• [Exercise directions] Using the data below, repeat all of it precisely.

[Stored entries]
════════

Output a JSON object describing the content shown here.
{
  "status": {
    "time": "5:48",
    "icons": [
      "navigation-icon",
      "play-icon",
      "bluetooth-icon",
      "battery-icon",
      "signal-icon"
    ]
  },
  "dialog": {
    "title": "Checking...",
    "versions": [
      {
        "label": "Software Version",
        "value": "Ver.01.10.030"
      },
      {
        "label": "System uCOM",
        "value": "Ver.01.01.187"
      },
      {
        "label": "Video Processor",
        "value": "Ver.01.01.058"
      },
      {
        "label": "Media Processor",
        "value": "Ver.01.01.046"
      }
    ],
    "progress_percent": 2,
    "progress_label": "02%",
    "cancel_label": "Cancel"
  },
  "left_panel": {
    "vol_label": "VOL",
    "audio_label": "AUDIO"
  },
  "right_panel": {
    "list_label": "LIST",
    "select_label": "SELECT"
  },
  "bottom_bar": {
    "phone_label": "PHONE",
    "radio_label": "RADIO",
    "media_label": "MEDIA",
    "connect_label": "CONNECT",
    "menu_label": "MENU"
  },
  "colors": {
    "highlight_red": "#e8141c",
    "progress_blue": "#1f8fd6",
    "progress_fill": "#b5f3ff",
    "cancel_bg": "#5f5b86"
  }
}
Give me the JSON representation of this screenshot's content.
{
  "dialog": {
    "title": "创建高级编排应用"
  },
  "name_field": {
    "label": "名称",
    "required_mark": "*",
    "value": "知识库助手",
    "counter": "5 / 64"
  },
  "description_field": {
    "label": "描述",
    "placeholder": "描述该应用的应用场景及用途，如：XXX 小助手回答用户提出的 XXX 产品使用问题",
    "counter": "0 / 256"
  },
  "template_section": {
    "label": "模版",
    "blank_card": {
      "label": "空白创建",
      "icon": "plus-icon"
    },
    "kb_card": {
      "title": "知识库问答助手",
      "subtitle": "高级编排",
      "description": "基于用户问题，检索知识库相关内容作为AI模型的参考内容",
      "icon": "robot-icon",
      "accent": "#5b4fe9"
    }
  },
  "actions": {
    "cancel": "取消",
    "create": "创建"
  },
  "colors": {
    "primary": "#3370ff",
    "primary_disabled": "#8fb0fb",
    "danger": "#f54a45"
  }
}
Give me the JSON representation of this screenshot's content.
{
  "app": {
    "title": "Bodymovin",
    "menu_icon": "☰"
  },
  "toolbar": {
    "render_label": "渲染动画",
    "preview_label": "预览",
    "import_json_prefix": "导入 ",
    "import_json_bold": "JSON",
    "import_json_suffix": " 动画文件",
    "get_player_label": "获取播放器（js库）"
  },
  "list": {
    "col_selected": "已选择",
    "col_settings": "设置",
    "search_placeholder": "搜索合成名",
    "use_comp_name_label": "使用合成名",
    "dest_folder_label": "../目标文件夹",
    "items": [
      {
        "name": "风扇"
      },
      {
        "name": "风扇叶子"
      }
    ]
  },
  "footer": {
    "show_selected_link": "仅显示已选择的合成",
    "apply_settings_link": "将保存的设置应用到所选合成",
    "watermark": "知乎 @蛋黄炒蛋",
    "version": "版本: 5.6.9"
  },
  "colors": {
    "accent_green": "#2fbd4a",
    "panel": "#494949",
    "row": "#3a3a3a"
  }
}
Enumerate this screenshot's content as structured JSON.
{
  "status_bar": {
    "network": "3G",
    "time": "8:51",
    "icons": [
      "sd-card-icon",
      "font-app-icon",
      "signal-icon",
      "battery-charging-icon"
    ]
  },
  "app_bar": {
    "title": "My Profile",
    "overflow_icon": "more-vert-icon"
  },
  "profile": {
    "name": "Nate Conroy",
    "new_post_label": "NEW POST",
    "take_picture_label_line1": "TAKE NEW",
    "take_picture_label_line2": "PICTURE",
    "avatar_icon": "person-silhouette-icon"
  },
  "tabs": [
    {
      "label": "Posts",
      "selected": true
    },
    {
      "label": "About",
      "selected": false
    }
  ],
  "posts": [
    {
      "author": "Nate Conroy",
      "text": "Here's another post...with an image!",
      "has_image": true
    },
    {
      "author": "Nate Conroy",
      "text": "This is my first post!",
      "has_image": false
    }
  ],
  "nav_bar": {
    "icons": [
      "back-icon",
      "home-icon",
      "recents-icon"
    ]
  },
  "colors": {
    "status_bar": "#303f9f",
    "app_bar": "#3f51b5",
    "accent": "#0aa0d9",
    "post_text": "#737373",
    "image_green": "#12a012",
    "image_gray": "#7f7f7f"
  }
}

════════

• [Exercise output]
Output a JSON object describing the content shown here.
{
  "status": {
    "time": "5:48",
    "icons": [
      "navigation-icon",
      "play-icon",
      "bluetooth-icon",
      "battery-icon",
      "signal-icon"
    ]
  },
  "dialog": {
    "title": "Checking...",
    "versions": [
      {
        "label": "Software Version",
        "value": "Ver.01.10.030"
      },
      {
        "label": "System uCOM",
        "value": "Ver.01.01.187"
      },
      {
        "label": "Video Processor",
        "value": "Ver.01.01.058"
      },
      {
        "label": "Media Processor",
        "value": "Ver.01.01.046"
      }
    ],
    "progress_percent": 2,
    "progress_label": "02%",
    "cancel_label": "Cancel"
  },
  "left_panel": {
    "vol_label": "VOL",
    "audio_label": "AUDIO"
  },
  "right_panel": {
    "list_label": "LIST",
    "select_label": "SELECT"
  },
  "bottom_bar": {
    "phone_label": "PHONE",
    "radio_label": "RADIO",
    "media_label": "MEDIA",
    "connect_label": "CONNECT",
    "menu_label": "MENU"
  },
  "colors": {
    "highlight_red": "#e8141c",
    "progress_blue": "#1f8fd6",
    "progress_fill": "#b5f3ff",
    "cancel_bg": "#5f5b86"
  }
}
Give me the JSON representation of this screenshot's content.
{
  "dialog": {
    "title": "创建高级编排应用"
  },
  "name_field": {
    "label": "名称",
    "required_mark": "*",
    "value": "知识库助手",
    "counter": "5 / 64"
  },
  "description_field": {
    "label": "描述",
    "placeholder": "描述该应用的应用场景及用途，如：XXX 小助手回答用户提出的 XXX 产品使用问题",
    "counter": "0 / 256"
  },
  "template_section": {
    "label": "模版",
    "blank_card": {
      "label": "空白创建",
      "icon": "plus-icon"
    },
    "kb_card": {
      "title": "知识库问答助手",
      "subtitle": "高级编排",
      "description": "基于用户问题，检索知识库相关内容作为AI模型的参考内容",
      "icon": "robot-icon",
      "accent": "#5b4fe9"
    }
  },
  "actions": {
    "cancel": "取消",
    "create": "创建"
  },
  "colors": {
    "primary": "#3370ff",
    "primary_disabled": "#8fb0fb",
    "danger": "#f54a45"
  }
}
Give me the JSON representation of this screenshot's content.
{
  "app": {
    "title": "Bodymovin",
    "menu_icon": "☰"
  },
  "toolbar": {
    "render_label": "渲染动画",
    "preview_label": "预览",
    "import_json_prefix": "导入 ",
    "import_json_bold": "JSON",
    "import_json_suffix": " 动画文件",
    "get_player_label": "获取播放器（js库）"
  },
  "list": {
    "col_selected": "已选择",
    "col_settings": "设置",
    "search_placeholder": "搜索合成名",
    "use_comp_name_label": "使用合成名",
    "dest_folder_label": "../目标文件夹",
    "items": [
      {
        "name": "风扇"
      },
      {
        "name": "风扇叶子"
      }
    ]
  },
  "footer": {
    "show_selected_link": "仅显示已选择的合成",
    "apply_settings_link": "将保存的设置应用到所选合成",
    "watermark": "知乎 @蛋黄炒蛋",
    "version": "版本: 5.6.9"
  },
  "colors": {
    "accent_green": "#2fbd4a",
    "panel": "#494949",
    "row": "#3a3a3a"
  }
}
Enumerate this screenshot's content as structured JSON.
{
  "status_bar": {
    "network": "3G",
    "time": "8:51",
    "icons": [
      "sd-card-icon",
      "font-app-icon",
      "signal-icon",
      "battery-charging-icon"
    ]
  },
  "app_bar": {
    "title": "My Profile",
    "overflow_icon": "more-vert-icon"
  },
  "profile": {
    "name": "Nate Conroy",
    "new_post_label": "NEW POST",
    "take_picture_label_line1": "TAKE NEW",
    "take_picture_label_line2": "PICTURE",
    "avatar_icon": "person-silhouette-icon"
  },
  "tabs": [
    {
      "label": "Posts",
      "selected": true
    },
    {
      "label": "About",
      "selected": false
    }
  ],
  "posts": [
    {
      "author": "Nate Conroy",
      "text": "Here's another post...with an image!",
      "has_image": true
    },
    {
      "author": "Nate Conroy",
      "text": "This is my first post!",
      "has_image": false
    }
  ],
  "nav_bar": {
    "icons": [
      "back-icon",
      "home-icon",
      "recents-icon"
    ]
  },
  "colors": {
    "status_bar": "#303f9f",
    "app_bar": "#3f51b5",
    "accent": "#0aa0d9",
    "post_text": "#737373",
    "image_green": "#12a012",
    "image_gray": "#7f7f7f"
  }
}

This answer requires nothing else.